:: WHAT TO PRODUCE ::
Can you write out all of the material below, word for word?

:: ITEMS ::
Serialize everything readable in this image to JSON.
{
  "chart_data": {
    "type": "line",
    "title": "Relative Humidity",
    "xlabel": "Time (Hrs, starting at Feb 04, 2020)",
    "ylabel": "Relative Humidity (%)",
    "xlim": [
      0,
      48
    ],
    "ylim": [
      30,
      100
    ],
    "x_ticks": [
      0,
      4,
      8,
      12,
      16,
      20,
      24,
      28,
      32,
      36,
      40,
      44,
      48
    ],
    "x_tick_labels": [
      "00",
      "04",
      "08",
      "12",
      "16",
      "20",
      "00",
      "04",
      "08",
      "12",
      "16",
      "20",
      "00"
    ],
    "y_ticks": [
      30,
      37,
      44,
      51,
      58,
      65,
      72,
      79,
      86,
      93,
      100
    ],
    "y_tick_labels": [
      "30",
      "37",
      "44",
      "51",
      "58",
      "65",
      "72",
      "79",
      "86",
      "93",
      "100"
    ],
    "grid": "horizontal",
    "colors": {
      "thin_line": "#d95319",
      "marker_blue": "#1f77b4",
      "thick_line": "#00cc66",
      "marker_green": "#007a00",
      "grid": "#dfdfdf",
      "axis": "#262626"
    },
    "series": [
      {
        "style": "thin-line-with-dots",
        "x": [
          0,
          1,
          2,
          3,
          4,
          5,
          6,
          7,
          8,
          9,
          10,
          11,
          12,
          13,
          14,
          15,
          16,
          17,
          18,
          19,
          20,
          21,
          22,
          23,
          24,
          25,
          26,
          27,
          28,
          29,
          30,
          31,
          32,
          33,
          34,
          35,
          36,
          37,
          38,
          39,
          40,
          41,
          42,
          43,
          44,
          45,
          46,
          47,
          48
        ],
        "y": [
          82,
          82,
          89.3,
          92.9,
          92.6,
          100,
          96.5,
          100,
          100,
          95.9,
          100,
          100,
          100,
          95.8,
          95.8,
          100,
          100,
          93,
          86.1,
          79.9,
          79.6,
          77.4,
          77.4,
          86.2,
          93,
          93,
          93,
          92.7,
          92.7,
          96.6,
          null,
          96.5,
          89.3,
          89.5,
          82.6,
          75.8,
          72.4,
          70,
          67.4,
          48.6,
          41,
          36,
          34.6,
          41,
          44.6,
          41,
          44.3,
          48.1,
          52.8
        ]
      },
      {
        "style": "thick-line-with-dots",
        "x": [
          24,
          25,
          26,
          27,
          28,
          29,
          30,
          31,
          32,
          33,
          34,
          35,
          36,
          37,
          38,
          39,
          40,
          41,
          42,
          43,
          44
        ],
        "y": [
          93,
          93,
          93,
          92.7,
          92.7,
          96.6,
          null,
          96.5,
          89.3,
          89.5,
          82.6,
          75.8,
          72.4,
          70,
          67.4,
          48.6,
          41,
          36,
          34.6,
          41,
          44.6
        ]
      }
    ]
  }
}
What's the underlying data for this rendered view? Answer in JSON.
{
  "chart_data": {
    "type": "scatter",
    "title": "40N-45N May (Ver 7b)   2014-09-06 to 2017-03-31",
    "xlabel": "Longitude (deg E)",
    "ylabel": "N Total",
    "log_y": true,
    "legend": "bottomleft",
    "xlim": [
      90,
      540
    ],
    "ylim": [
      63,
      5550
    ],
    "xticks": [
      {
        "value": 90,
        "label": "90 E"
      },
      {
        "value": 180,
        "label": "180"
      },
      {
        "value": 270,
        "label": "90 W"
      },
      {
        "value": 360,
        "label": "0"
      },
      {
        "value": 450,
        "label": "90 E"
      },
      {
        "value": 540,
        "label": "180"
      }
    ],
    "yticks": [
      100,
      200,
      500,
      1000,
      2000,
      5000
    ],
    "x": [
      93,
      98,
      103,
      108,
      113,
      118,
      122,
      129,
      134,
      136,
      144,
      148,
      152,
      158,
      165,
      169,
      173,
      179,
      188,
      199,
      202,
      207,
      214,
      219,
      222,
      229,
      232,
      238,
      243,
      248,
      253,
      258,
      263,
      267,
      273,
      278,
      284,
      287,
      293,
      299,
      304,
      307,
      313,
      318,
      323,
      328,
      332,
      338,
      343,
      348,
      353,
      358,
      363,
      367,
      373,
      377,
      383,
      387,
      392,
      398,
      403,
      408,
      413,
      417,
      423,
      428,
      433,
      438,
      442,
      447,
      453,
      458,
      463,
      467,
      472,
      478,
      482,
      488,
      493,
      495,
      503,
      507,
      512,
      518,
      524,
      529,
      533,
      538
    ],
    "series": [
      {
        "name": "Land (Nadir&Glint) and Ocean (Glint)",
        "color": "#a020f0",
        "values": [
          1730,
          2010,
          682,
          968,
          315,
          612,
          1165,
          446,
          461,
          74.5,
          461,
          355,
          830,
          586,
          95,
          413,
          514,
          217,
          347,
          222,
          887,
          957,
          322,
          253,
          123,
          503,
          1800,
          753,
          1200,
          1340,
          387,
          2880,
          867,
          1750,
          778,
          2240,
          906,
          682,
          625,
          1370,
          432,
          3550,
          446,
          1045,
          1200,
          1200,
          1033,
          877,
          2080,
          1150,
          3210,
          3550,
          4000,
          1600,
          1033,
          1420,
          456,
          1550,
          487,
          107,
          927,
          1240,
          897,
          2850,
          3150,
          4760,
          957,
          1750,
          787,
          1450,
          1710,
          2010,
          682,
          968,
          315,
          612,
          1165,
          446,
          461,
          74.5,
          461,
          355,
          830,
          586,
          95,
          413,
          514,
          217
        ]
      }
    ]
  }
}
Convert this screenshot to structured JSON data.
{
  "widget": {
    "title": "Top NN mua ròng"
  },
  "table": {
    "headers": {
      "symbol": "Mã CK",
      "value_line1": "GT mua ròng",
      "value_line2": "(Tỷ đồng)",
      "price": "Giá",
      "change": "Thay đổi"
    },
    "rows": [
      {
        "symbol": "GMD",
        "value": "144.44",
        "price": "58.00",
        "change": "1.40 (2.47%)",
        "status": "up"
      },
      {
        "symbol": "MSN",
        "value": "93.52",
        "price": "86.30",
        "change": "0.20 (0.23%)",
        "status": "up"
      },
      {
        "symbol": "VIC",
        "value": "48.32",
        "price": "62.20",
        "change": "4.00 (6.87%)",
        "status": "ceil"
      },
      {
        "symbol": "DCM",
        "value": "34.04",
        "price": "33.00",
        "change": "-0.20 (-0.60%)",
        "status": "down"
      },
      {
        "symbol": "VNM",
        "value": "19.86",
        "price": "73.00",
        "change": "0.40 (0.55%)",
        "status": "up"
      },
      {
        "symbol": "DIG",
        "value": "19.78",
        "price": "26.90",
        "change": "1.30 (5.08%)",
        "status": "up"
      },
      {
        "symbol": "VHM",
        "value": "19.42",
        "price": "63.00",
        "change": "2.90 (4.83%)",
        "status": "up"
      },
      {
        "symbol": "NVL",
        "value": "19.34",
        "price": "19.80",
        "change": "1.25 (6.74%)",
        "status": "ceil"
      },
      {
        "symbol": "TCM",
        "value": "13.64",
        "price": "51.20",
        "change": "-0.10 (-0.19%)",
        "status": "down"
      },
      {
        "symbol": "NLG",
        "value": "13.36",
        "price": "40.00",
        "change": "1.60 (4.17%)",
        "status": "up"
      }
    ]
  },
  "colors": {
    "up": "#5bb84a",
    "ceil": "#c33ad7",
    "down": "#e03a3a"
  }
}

:: ANSWER TO THE PROBLEM ::
Serialize everything readable in this image to JSON.
{
  "chart_data": {
    "type": "line",
    "title": "Relative Humidity",
    "xlabel": "Time (Hrs, starting at Feb 04, 2020)",
    "ylabel": "Relative Humidity (%)",
    "xlim": [
      0,
      48
    ],
    "ylim": [
      30,
      100
    ],
    "x_ticks": [
      0,
      4,
      8,
      12,
      16,
      20,
      24,
      28,
      32,
      36,
      40,
      44,
      48
    ],
    "x_tick_labels": [
      "00",
      "04",
      "08",
      "12",
      "16",
      "20",
      "00",
      "04",
      "08",
      "12",
      "16",
      "20",
      "00"
    ],
    "y_ticks": [
      30,
      37,
      44,
      51,
      58,
      65,
      72,
      79,
      86,
      93,
      100
    ],
    "y_tick_labels": [
      "30",
      "37",
      "44",
      "51",
      "58",
      "65",
      "72",
      "79",
      "86",
      "93",
      "100"
    ],
    "grid": "horizontal",
    "colors": {
      "thin_line": "#d95319",
      "marker_blue": "#1f77b4",
      "thick_line": "#00cc66",
      "marker_green": "#007a00",
      "grid": "#dfdfdf",
      "axis": "#262626"
    },
    "series": [
      {
        "style": "thin-line-with-dots",
        "x": [
          0,
          1,
          2,
          3,
          4,
          5,
          6,
          7,
          8,
          9,
          10,
          11,
          12,
          13,
          14,
          15,
          16,
          17,
          18,
          19,
          20,
          21,
          22,
          23,
          24,
          25,
          26,
          27,
          28,
          29,
          30,
          31,
          32,
          33,
          34,
          35,
          36,
          37,
          38,
          39,
          40,
          41,
          42,
          43,
          44,
          45,
          46,
          47,
          48
        ],
        "y": [
          82,
          82,
          89.3,
          92.9,
          92.6,
          100,
          96.5,
          100,
          100,
          95.9,
          100,
          100,
          100,
          95.8,
          95.8,
          100,
          100,
          93,
          86.1,
          79.9,
          79.6,
          77.4,
          77.4,
          86.2,
          93,
          93,
          93,
          92.7,
          92.7,
          96.6,
          null,
          96.5,
          89.3,
          89.5,
          82.6,
          75.8,
          72.4,
          70,
          67.4,
          48.6,
          41,
          36,
          34.6,
          41,
          44.6,
          41,
          44.3,
          48.1,
          52.8
        ]
      },
      {
        "style": "thick-line-with-dots",
        "x": [
          24,
          25,
          26,
          27,
          28,
          29,
          30,
          31,
          32,
          33,
          34,
          35,
          36,
          37,
          38,
          39,
          40,
          41,
          42,
          43,
          44
        ],
        "y": [
          93,
          93,
          93,
          92.7,
          92.7,
          96.6,
          null,
          96.5,
          89.3,
          89.5,
          82.6,
          75.8,
          72.4,
          70,
          67.4,
          48.6,
          41,
          36,
          34.6,
          41,
          44.6
        ]
      }
    ]
  }
}
What's the underlying data for this rendered view? Answer in JSON.
{
  "chart_data": {
    "type": "scatter",
    "title": "40N-45N May (Ver 7b)   2014-09-06 to 2017-03-31",
    "xlabel": "Longitude (deg E)",
    "ylabel": "N Total",
    "log_y": true,
    "legend": "bottomleft",
    "xlim": [
      90,
      540
    ],
    "ylim": [
      63,
      5550
    ],
    "xticks": [
      {
        "value": 90,
        "label": "90 E"
      },
      {
        "value": 180,
        "label": "180"
      },
      {
        "value": 270,
        "label": "90 W"
      },
      {
        "value": 360,
        "label": "0"
      },
      {
        "value": 450,
        "label": "90 E"
      },
      {
        "value": 540,
        "label": "180"
      }
    ],
    "yticks": [
      100,
      200,
      500,
      1000,
      2000,
      5000
    ],
    "x": [
      93,
      98,
      103,
      108,
      113,
      118,
      122,
      129,
      134,
      136,
      144,
      148,
      152,
      158,
      165,
      169,
      173,
      179,
      188,
      199,
      202,
      207,
      214,
      219,
      222,
      229,
      232,
      238,
      243,
      248,
      253,
      258,
      263,
      267,
      273,
      278,
      284,
      287,
      293,
      299,
      304,
      307,
      313,
      318,
      323,
      328,
      332,
      338,
      343,
      348,
      353,
      358,
      363,
      367,
      373,
      377,
      383,
      387,
      392,
      398,
      403,
      408,
      413,
      417,
      423,
      428,
      433,
      438,
      442,
      447,
      453,
      458,
      463,
      467,
      472,
      478,
      482,
      488,
      493,
      495,
      503,
      507,
      512,
      518,
      524,
      529,
      533,
      538
    ],
    "series": [
      {
        "name": "Land (Nadir&Glint) and Ocean (Glint)",
        "color": "#a020f0",
        "values": [
          1730,
          2010,
          682,
          968,
          315,
          612,
          1165,
          446,
          461,
          74.5,
          461,
          355,
          830,
          586,
          95,
          413,
          514,
          217,
          347,
          222,
          887,
          957,
          322,
          253,
          123,
          503,
          1800,
          753,
          1200,
          1340,
          387,
          2880,
          867,
          1750,
          778,
          2240,
          906,
          682,
          625,
          1370,
          432,
          3550,
          446,
          1045,
          1200,
          1200,
          1033,
          877,
          2080,
          1150,
          3210,
          3550,
          4000,
          1600,
          1033,
          1420,
          456,
          1550,
          487,
          107,
          927,
          1240,
          897,
          2850,
          3150,
          4760,
          957,
          1750,
          787,
          1450,
          1710,
          2010,
          682,
          968,
          315,
          612,
          1165,
          446,
          461,
          74.5,
          461,
          355,
          830,
          586,
          95,
          413,
          514,
          217
        ]
      }
    ]
  }
}
Convert this screenshot to structured JSON data.
{
  "widget": {
    "title": "Top NN mua ròng"
  },
  "table": {
    "headers": {
      "symbol": "Mã CK",
      "value_line1": "GT mua ròng",
      "value_line2": "(Tỷ đồng)",
      "price": "Giá",
      "change": "Thay đổi"
    },
    "rows": [
      {
        "symbol": "GMD",
        "value": "144.44",
        "price": "58.00",
        "change": "1.40 (2.47%)",
        "status": "up"
      },
      {
        "symbol": "MSN",
        "value": "93.52",
        "price": "86.30",
        "change": "0.20 (0.23%)",
        "status": "up"
      },
      {
        "symbol": "VIC",
        "value": "48.32",
        "price": "62.20",
        "change": "4.00 (6.87%)",
        "status": "ceil"
      },
      {
        "symbol": "DCM",
        "value": "34.04",
        "price": "33.00",
        "change": "-0.20 (-0.60%)",
        "status": "down"
      },
      {
        "symbol": "VNM",
        "value": "19.86",
        "price": "73.00",
        "change": "0.40 (0.55%)",
        "status": "up"
      },
      {
        "symbol": "DIG",
        "value": "19.78",
        "price": "26.90",
        "change": "1.30 (5.08%)",
        "status": "up"
      },
      {
        "symbol": "VHM",
        "value": "19.42",
        "price": "63.00",
        "change": "2.90 (4.83%)",
        "status": "up"
      },
      {
        "symbol": "NVL",
        "value": "19.34",
        "price": "19.80",
        "change": "1.25 (6.74%)",
        "status": "ceil"
      },
      {
        "symbol": "TCM",
        "value": "13.64",
        "price": "51.20",
        "change": "-0.10 (-0.19%)",
        "status": "down"
      },
      {
        "symbol": "NLG",
        "value": "13.36",
        "price": "40.00",
        "change": "1.60 (4.17%)",
        "status": "up"
      }
    ]
  },
  "colors": {
    "up": "#5bb84a",
    "ceil": "#c33ad7",
    "down": "#e03a3a"
  }
}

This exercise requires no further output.